(Extracted records)
»»

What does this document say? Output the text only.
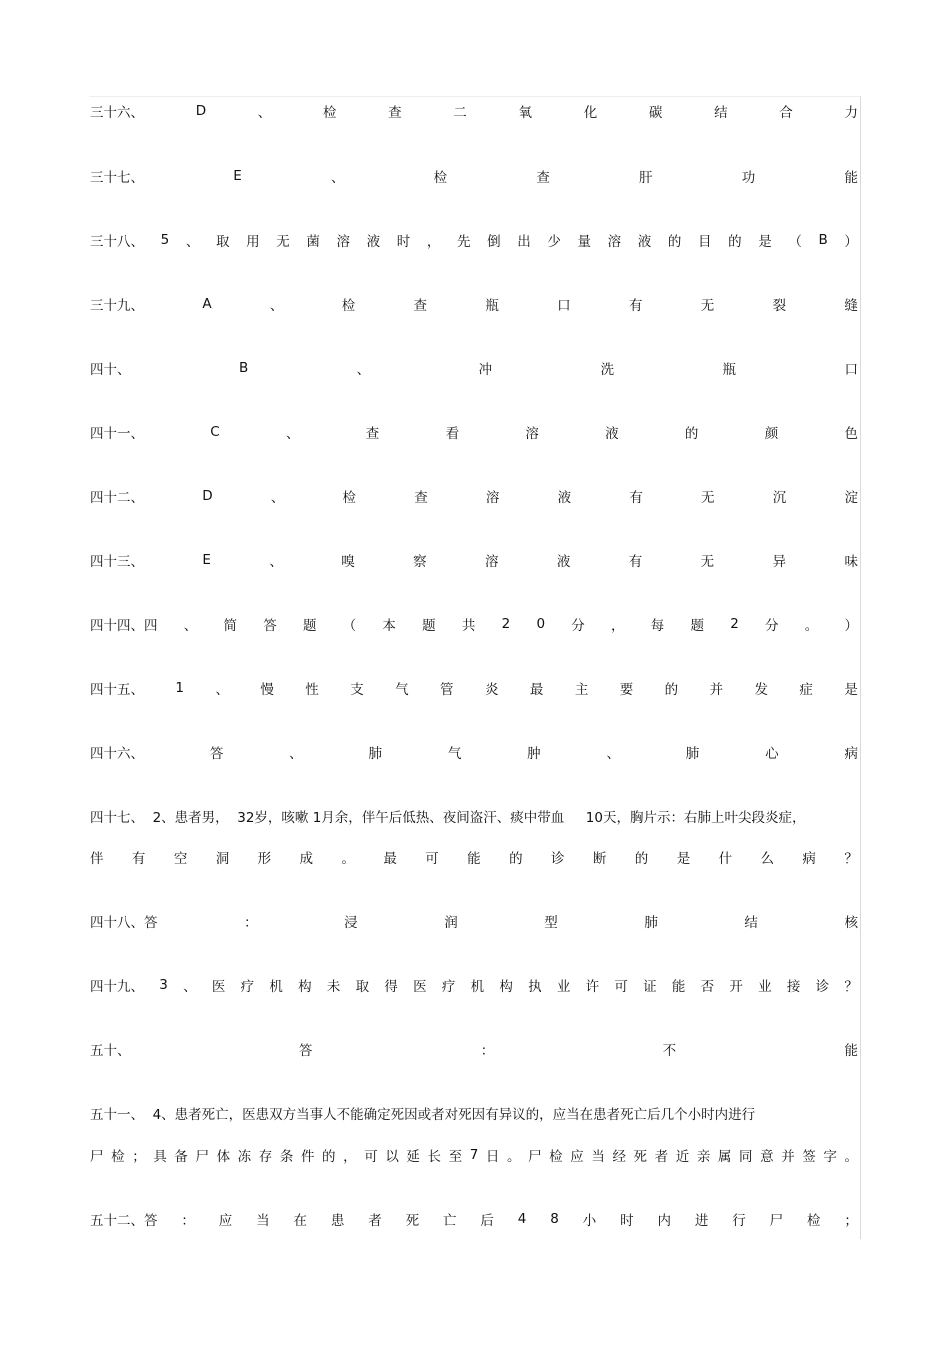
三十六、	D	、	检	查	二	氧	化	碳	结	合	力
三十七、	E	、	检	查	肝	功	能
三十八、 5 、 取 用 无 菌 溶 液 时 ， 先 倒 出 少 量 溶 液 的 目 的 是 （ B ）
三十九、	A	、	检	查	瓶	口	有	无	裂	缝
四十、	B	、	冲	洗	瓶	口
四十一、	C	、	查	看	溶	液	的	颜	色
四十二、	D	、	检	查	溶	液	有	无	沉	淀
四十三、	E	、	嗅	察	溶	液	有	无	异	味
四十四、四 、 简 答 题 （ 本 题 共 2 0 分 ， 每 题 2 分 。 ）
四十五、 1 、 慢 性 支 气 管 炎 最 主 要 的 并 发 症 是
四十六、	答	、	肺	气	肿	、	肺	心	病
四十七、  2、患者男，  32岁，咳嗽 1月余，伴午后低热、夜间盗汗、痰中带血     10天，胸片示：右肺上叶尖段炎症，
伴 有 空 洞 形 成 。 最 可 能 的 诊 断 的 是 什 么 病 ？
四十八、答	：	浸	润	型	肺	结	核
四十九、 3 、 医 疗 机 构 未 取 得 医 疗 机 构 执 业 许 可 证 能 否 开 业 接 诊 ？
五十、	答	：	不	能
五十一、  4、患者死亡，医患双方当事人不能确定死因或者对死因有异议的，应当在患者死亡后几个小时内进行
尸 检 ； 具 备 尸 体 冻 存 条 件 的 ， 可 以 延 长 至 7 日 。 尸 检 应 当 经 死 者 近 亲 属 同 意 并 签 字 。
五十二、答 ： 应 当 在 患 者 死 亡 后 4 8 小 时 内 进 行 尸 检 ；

««

_EXERCISE TASK:_ Every entry must be written out exactly, with all pictures left out.

_EXERCISE SOLUTION:_
What does this document say? Output the text only.
三十六、	D	、	检	查	二	氧	化	碳	结	合	力
三十七、	E	、	检	查	肝	功	能
三十八、 5 、 取 用 无 菌 溶 液 时 ， 先 倒 出 少 量 溶 液 的 目 的 是 （ B ）
三十九、	A	、	检	查	瓶	口	有	无	裂	缝
四十、	B	、	冲	洗	瓶	口
四十一、	C	、	查	看	溶	液	的	颜	色
四十二、	D	、	检	查	溶	液	有	无	沉	淀
四十三、	E	、	嗅	察	溶	液	有	无	异	味
四十四、四 、 简 答 题 （ 本 题 共 2 0 分 ， 每 题 2 分 。 ）
四十五、 1 、 慢 性 支 气 管 炎 最 主 要 的 并 发 症 是
四十六、	答	、	肺	气	肿	、	肺	心	病
四十七、  2、患者男，  32岁，咳嗽 1月余，伴午后低热、夜间盗汗、痰中带血     10天，胸片示：右肺上叶尖段炎症，
伴 有 空 洞 形 成 。 最 可 能 的 诊 断 的 是 什 么 病 ？
四十八、答	：	浸	润	型	肺	结	核
四十九、 3 、 医 疗 机 构 未 取 得 医 疗 机 构 执 业 许 可 证 能 否 开 业 接 诊 ？
五十、	答	：	不	能
五十一、  4、患者死亡，医患双方当事人不能确定死因或者对死因有异议的，应当在患者死亡后几个小时内进行
尸 检 ； 具 备 尸 体 冻 存 条 件 的 ， 可 以 延 长 至 7 日 。 尸 检 应 当 经 死 者 近 亲 属 同 意 并 签 字 。
五十二、答 ： 应 当 在 患 者 死 亡 后 4 8 小 时 内 进 行 尸 检 ；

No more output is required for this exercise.